Will you transcribe the entries that follow, exactly and in full?
━━━━━━━━
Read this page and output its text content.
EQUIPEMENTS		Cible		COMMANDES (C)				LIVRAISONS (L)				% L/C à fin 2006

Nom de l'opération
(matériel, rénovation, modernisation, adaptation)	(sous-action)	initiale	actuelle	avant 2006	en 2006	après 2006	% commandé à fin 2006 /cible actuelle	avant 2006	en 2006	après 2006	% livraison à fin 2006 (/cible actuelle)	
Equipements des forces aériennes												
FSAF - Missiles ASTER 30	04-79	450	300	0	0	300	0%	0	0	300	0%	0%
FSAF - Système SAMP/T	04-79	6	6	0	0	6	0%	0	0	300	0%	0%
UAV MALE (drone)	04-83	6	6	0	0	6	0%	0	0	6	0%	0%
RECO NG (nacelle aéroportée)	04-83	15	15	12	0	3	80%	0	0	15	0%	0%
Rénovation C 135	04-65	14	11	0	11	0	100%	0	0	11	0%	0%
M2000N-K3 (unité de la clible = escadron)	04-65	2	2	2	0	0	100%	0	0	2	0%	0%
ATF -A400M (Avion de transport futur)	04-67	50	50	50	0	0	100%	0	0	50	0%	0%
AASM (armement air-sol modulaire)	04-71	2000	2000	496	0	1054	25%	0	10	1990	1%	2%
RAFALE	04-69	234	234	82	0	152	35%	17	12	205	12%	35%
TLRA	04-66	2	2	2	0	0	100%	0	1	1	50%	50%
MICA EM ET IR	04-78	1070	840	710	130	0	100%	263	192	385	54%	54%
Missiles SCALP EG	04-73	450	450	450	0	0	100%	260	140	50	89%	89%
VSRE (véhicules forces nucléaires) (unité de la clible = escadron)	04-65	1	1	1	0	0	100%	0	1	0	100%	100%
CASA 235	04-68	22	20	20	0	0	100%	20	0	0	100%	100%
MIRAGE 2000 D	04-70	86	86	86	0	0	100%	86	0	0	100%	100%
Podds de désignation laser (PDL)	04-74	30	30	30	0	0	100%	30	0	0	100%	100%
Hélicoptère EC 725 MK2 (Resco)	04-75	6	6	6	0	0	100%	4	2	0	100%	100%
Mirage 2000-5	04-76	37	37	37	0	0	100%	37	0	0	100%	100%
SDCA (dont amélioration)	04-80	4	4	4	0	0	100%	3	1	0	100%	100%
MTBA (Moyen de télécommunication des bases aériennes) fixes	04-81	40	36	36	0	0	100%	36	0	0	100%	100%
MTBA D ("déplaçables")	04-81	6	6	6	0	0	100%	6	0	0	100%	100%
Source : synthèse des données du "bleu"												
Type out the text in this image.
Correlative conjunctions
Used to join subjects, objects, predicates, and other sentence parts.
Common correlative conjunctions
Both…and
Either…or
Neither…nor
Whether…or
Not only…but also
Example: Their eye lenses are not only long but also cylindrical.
━━━━━━━━
Finished answer:
Read this page and output its text content.
EQUIPEMENTS		Cible		COMMANDES (C)				LIVRAISONS (L)				% L/C à fin 2006

Nom de l'opération
(matériel, rénovation, modernisation, adaptation)	(sous-action)	initiale	actuelle	avant 2006	en 2006	après 2006	% commandé à fin 2006 /cible actuelle	avant 2006	en 2006	après 2006	% livraison à fin 2006 (/cible actuelle)	
Equipements des forces aériennes												
FSAF - Missiles ASTER 30	04-79	450	300	0	0	300	0%	0	0	300	0%	0%
FSAF - Système SAMP/T	04-79	6	6	0	0	6	0%	0	0	300	0%	0%
UAV MALE (drone)	04-83	6	6	0	0	6	0%	0	0	6	0%	0%
RECO NG (nacelle aéroportée)	04-83	15	15	12	0	3	80%	0	0	15	0%	0%
Rénovation C 135	04-65	14	11	0	11	0	100%	0	0	11	0%	0%
M2000N-K3 (unité de la clible = escadron)	04-65	2	2	2	0	0	100%	0	0	2	0%	0%
ATF -A400M (Avion de transport futur)	04-67	50	50	50	0	0	100%	0	0	50	0%	0%
AASM (armement air-sol modulaire)	04-71	2000	2000	496	0	1054	25%	0	10	1990	1%	2%
RAFALE	04-69	234	234	82	0	152	35%	17	12	205	12%	35%
TLRA	04-66	2	2	2	0	0	100%	0	1	1	50%	50%
MICA EM ET IR	04-78	1070	840	710	130	0	100%	263	192	385	54%	54%
Missiles SCALP EG	04-73	450	450	450	0	0	100%	260	140	50	89%	89%
VSRE (véhicules forces nucléaires) (unité de la clible = escadron)	04-65	1	1	1	0	0	100%	0	1	0	100%	100%
CASA 235	04-68	22	20	20	0	0	100%	20	0	0	100%	100%
MIRAGE 2000 D	04-70	86	86	86	0	0	100%	86	0	0	100%	100%
Podds de désignation laser (PDL)	04-74	30	30	30	0	0	100%	30	0	0	100%	100%
Hélicoptère EC 725 MK2 (Resco)	04-75	6	6	6	0	0	100%	4	2	0	100%	100%
Mirage 2000-5	04-76	37	37	37	0	0	100%	37	0	0	100%	100%
SDCA (dont amélioration)	04-80	4	4	4	0	0	100%	3	1	0	100%	100%
MTBA (Moyen de télécommunication des bases aériennes) fixes	04-81	40	36	36	0	0	100%	36	0	0	100%	100%
MTBA D ("déplaçables")	04-81	6	6	6	0	0	100%	6	0	0	100%	100%
Source : synthèse des données du "bleu"												
Type out the text in this image.
Correlative conjunctions
Used to join subjects, objects, predicates, and other sentence parts.
Common correlative conjunctions
Both…and
Either…or
Neither…nor
Whether…or
Not only…but also
Example: Their eye lenses are not only long but also cylindrical.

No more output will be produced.